═════ Supplied information

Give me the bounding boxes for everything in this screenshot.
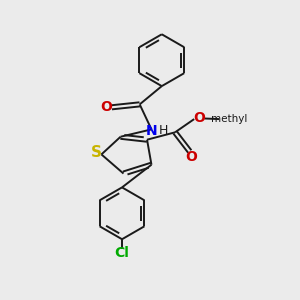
Text: S: S <box>91 146 102 160</box>
Text: N: N <box>146 124 158 138</box>
Text: methyl: methyl <box>211 114 248 124</box>
Text: H: H <box>159 124 169 137</box>
Text: O: O <box>185 150 197 164</box>
Text: O: O <box>194 111 206 124</box>
Text: O: O <box>100 100 112 114</box>
Text: Cl: Cl <box>115 246 130 260</box>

══════════

* [Brief]: Copy out every line of the rows above word for word, leaving out the pictures.

* [Exercise response]:
Give me the bounding boxes for everything in this screenshot.
Text: S: S <box>91 146 102 160</box>
Text: N: N <box>146 124 158 138</box>
Text: methyl: methyl <box>211 114 248 124</box>
Text: H: H <box>159 124 169 137</box>
Text: O: O <box>185 150 197 164</box>
Text: O: O <box>194 111 206 124</box>
Text: O: O <box>100 100 112 114</box>
Text: Cl: Cl <box>115 246 130 260</box>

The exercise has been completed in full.